◆ EXERCISE DIRECTIONS ◆
Copy the lines below word for word, starting with the line that contains "r-squared-superscript: 2 xyxy=(124,93,129,103)" and continuing through the line that contains "data-point xyxy=(241,338,247,344)", both included.

◆ Entries from a collection ◆
__________
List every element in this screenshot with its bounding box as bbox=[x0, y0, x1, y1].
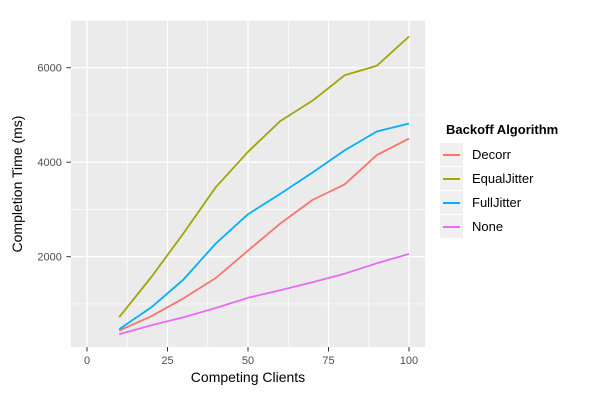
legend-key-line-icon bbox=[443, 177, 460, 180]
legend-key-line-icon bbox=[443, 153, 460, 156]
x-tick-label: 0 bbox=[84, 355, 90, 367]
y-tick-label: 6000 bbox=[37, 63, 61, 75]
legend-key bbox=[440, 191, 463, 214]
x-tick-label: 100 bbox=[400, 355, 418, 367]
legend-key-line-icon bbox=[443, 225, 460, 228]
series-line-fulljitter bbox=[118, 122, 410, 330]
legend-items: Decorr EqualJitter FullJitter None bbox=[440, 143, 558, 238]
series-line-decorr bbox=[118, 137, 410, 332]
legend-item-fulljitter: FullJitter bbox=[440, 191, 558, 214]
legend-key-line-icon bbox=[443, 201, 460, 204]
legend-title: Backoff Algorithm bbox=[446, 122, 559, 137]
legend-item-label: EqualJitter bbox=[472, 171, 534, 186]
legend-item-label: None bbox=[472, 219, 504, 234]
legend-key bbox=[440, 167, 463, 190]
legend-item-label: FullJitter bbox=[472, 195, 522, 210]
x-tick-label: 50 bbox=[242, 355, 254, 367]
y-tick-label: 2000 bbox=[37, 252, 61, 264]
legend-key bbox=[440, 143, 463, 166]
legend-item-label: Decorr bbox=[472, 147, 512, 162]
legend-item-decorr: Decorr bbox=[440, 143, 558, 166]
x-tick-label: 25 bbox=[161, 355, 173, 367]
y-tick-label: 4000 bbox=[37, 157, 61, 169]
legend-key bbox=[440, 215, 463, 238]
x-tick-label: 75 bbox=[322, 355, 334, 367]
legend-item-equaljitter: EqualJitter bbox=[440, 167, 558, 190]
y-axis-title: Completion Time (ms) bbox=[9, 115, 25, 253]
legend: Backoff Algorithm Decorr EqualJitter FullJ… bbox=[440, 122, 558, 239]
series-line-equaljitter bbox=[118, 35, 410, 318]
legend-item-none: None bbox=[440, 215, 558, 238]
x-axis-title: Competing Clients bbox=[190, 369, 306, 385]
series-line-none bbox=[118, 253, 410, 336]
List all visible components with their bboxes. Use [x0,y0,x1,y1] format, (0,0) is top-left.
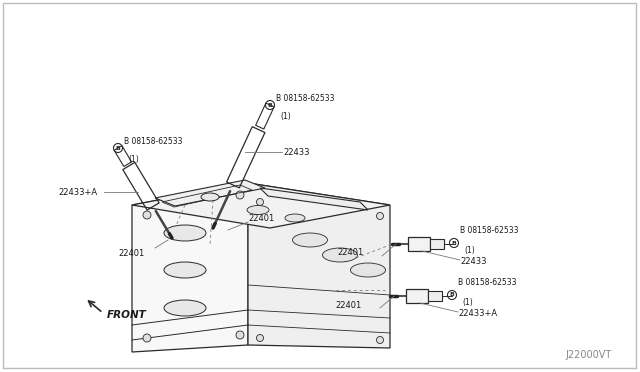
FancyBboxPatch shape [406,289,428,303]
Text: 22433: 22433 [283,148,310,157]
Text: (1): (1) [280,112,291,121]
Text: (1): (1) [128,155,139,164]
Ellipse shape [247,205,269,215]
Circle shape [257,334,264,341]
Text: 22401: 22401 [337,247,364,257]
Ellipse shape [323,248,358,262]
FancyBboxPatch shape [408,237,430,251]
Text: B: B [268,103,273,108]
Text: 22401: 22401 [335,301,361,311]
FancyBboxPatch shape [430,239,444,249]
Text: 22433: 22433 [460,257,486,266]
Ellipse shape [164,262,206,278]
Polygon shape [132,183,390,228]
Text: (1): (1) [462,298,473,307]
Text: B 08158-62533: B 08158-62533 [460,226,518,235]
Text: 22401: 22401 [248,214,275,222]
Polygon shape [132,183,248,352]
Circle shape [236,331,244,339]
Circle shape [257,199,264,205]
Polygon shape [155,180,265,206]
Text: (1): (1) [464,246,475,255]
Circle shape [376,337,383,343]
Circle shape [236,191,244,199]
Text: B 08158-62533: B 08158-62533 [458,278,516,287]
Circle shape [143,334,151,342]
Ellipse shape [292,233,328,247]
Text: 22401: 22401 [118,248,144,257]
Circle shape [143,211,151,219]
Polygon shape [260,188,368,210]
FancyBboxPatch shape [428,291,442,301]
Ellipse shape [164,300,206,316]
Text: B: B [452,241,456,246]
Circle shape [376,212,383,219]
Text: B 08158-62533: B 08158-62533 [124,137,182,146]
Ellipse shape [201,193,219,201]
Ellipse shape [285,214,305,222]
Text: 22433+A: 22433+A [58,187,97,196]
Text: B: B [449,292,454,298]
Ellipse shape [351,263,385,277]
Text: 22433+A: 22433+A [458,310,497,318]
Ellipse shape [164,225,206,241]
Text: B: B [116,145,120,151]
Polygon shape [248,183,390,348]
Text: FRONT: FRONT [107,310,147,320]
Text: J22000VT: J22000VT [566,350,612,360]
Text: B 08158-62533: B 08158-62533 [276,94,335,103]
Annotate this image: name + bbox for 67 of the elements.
__________
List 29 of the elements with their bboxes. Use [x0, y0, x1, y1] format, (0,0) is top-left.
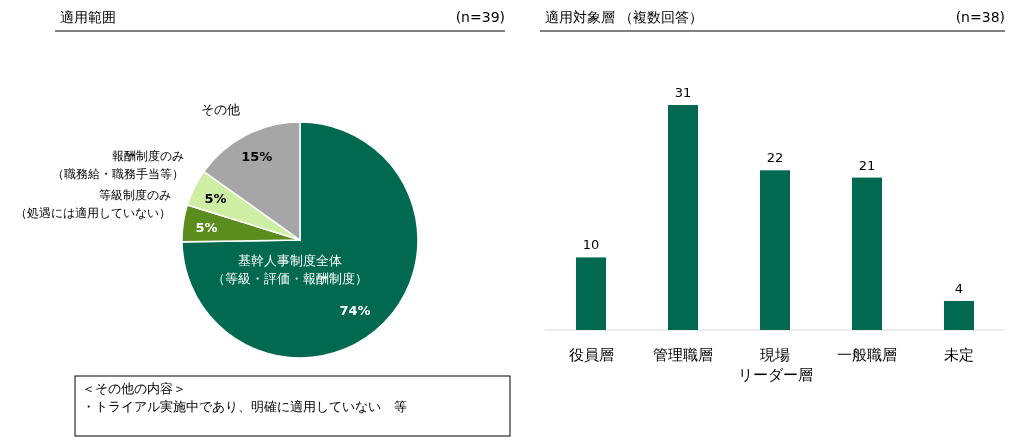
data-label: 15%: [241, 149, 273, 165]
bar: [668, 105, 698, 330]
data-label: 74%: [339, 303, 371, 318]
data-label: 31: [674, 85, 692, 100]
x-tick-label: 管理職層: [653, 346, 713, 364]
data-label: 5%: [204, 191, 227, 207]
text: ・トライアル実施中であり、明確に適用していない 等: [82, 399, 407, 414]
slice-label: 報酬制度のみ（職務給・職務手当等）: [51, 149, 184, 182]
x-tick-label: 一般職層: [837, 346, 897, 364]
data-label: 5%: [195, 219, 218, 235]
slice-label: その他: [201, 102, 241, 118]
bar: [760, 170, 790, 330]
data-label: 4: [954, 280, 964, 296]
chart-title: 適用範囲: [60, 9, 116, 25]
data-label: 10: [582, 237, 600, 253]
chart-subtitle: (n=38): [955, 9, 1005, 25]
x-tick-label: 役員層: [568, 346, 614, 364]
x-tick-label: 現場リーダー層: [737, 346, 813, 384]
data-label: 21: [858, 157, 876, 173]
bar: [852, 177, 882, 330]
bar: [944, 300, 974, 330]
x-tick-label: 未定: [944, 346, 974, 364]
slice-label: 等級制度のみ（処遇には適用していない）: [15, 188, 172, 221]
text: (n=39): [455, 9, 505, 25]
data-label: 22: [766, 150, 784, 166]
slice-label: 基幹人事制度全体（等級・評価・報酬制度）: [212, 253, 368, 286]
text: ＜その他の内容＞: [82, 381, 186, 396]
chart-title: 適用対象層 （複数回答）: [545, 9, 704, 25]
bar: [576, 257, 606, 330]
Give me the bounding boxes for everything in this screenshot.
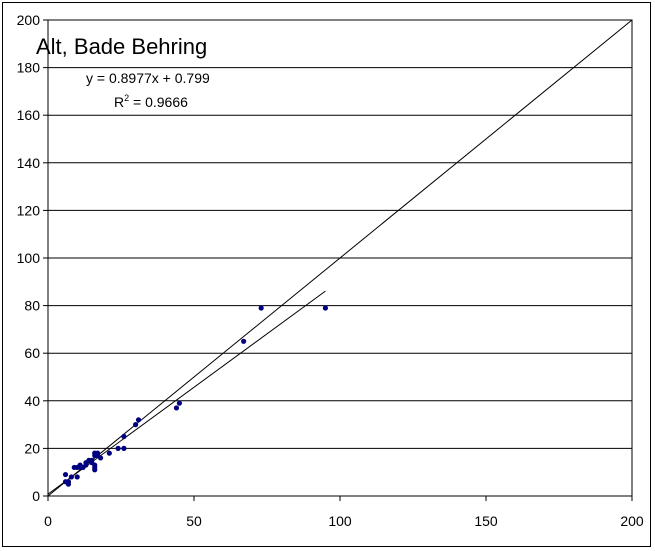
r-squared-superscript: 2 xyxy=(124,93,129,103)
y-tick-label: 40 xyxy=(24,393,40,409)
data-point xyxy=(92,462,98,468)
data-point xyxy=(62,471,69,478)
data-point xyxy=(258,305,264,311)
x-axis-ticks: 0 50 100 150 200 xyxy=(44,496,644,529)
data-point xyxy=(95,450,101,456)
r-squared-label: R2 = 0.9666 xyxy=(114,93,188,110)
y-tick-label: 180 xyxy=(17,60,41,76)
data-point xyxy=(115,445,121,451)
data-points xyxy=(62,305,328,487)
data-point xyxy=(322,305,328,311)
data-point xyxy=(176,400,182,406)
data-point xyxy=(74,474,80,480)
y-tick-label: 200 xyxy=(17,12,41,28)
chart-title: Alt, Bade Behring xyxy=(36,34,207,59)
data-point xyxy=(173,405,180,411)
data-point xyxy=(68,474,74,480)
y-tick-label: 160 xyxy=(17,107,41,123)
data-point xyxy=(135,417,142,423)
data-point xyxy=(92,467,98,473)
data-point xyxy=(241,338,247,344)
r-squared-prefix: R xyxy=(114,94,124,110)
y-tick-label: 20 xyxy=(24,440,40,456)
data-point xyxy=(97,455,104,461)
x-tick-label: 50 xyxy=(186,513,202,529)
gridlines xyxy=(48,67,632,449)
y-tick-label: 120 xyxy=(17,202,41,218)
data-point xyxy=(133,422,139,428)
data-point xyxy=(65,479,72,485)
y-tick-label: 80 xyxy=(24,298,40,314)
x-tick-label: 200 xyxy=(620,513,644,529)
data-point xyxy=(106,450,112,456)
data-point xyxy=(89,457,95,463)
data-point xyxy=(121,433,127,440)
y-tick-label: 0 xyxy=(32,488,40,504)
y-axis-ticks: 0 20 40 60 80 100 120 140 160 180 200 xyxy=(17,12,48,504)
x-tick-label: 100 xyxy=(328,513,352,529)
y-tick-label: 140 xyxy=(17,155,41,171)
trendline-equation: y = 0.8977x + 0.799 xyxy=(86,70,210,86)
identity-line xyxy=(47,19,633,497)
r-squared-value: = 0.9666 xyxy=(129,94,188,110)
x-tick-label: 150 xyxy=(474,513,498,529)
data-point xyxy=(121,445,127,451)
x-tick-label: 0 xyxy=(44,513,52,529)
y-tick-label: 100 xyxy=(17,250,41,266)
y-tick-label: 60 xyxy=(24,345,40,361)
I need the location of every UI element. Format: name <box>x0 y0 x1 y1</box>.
__________
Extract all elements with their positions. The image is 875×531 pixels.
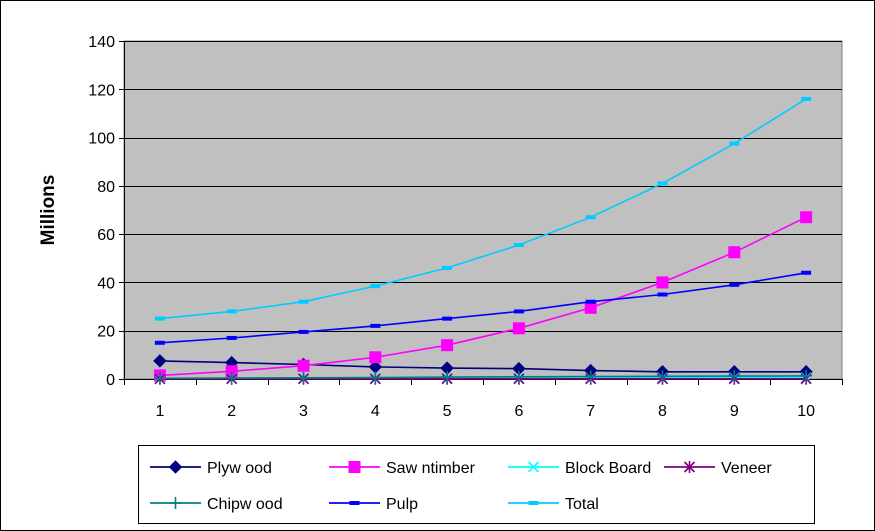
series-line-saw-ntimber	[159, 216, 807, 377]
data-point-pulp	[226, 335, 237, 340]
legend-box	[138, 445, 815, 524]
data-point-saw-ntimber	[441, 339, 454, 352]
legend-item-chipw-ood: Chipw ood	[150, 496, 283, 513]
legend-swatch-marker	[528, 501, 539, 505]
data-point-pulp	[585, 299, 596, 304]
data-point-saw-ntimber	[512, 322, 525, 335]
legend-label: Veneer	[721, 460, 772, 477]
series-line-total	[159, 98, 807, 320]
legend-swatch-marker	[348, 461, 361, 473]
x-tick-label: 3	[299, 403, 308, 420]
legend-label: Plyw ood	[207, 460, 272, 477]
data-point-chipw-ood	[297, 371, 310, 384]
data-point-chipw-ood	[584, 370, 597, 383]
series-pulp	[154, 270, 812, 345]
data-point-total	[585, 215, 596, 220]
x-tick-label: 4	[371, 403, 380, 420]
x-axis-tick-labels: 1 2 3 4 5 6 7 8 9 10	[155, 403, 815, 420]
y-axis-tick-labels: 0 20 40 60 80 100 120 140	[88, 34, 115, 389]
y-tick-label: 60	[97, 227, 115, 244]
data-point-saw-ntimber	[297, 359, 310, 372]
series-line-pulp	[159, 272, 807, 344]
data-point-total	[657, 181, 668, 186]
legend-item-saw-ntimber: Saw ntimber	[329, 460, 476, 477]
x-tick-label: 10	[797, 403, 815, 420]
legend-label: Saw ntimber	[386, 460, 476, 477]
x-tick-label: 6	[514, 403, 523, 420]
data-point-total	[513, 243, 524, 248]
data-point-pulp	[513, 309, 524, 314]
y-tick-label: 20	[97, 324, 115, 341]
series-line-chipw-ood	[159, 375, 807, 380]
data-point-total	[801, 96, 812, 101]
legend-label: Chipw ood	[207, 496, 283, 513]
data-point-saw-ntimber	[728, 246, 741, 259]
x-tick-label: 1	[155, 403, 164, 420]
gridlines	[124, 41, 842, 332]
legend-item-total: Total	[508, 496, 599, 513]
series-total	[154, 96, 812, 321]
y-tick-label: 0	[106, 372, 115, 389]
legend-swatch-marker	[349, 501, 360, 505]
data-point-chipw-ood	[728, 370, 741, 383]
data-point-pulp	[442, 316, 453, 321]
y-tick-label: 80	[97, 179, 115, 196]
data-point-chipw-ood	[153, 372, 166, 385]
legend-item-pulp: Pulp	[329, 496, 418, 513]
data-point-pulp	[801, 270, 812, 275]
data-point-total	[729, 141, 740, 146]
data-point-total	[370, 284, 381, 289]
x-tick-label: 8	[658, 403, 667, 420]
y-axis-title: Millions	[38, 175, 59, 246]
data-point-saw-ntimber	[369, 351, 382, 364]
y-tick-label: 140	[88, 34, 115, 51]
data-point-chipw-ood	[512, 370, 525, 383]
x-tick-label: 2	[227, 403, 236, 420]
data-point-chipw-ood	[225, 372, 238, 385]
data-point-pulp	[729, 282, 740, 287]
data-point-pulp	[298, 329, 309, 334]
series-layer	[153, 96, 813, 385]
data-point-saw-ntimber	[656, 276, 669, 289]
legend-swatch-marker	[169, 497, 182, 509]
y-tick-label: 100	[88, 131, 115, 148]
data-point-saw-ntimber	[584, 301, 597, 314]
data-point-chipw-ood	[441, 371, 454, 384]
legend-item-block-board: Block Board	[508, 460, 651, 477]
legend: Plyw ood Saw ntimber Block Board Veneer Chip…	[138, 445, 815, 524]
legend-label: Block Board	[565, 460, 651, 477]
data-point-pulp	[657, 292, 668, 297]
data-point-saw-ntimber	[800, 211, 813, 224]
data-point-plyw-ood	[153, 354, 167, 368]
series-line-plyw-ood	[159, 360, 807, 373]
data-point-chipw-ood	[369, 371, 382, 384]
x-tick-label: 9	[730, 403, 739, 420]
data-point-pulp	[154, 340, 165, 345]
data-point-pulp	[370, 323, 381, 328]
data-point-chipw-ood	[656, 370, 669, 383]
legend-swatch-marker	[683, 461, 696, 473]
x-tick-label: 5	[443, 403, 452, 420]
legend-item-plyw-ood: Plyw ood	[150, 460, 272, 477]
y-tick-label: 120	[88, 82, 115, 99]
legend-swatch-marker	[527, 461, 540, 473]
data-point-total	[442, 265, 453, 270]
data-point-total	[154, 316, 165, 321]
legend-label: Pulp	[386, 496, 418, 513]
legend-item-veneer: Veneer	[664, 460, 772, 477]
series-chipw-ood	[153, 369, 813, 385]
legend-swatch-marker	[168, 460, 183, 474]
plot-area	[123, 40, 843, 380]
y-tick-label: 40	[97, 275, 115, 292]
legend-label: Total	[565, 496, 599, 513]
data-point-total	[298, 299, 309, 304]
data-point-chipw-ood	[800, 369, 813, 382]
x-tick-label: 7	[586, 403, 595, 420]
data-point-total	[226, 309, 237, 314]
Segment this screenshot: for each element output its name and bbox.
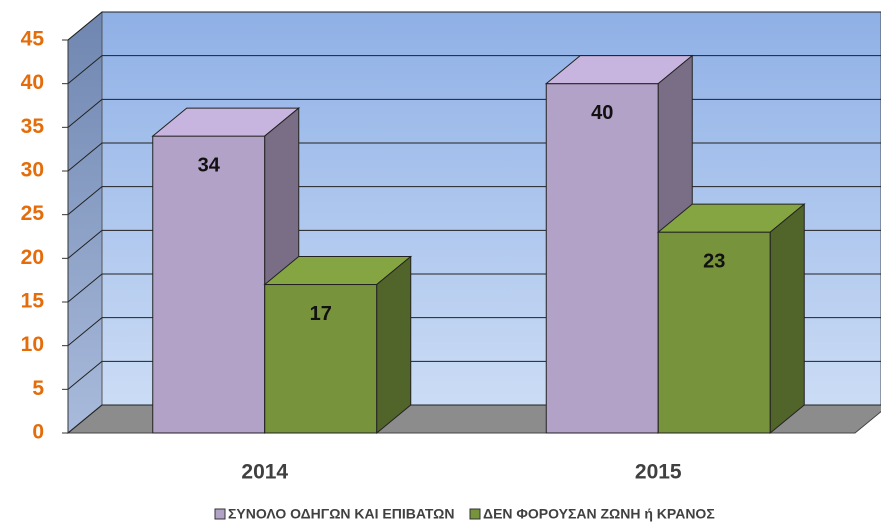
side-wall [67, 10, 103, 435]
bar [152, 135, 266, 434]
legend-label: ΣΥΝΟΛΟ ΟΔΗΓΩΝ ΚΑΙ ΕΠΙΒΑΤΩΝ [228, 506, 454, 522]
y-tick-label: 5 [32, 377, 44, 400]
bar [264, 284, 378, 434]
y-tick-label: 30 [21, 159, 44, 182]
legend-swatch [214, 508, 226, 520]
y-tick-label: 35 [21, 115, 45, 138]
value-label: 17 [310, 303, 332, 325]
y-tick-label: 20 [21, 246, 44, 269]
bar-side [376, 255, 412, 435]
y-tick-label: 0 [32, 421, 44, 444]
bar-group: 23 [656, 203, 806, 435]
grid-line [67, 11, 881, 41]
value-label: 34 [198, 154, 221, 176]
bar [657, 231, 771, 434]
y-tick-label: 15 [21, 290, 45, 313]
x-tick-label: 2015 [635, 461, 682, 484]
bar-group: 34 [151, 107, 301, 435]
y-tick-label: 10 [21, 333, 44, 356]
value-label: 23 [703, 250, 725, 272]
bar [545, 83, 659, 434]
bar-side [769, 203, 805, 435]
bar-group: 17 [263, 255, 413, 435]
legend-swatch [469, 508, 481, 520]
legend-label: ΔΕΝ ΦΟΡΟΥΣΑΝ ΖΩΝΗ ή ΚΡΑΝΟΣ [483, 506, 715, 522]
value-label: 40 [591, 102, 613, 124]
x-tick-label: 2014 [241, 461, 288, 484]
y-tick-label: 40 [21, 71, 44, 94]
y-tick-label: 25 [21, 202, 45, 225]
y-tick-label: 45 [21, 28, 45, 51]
__________
◆ RESPONSE BELOW ◆
r-squared-superscript: 2 xyxy=(124,93,129,103)
y-tick-label: 40 xyxy=(24,393,40,409)
data-point xyxy=(92,462,98,468)
data-point xyxy=(62,471,69,478)
data-point xyxy=(258,305,264,311)
x-axis-ticks: 0 50 100 150 200 xyxy=(44,496,644,529)
data-point xyxy=(95,450,101,456)
r-squared-label: R2 = 0.9666 xyxy=(114,93,188,110)
y-tick-label: 180 xyxy=(17,60,41,76)
data-point xyxy=(115,445,121,451)
data-points xyxy=(62,305,328,487)
data-point xyxy=(322,305,328,311)
data-point xyxy=(176,400,182,406)
data-point xyxy=(74,474,80,480)
y-tick-label: 200 xyxy=(17,12,41,28)
chart-title: Alt, Bade Behring xyxy=(36,34,207,59)
data-point xyxy=(173,405,180,411)
data-point xyxy=(68,474,74,480)
y-tick-label: 160 xyxy=(17,107,41,123)
data-point xyxy=(135,417,142,423)
data-point xyxy=(92,467,98,473)
data-point xyxy=(241,338,247,344)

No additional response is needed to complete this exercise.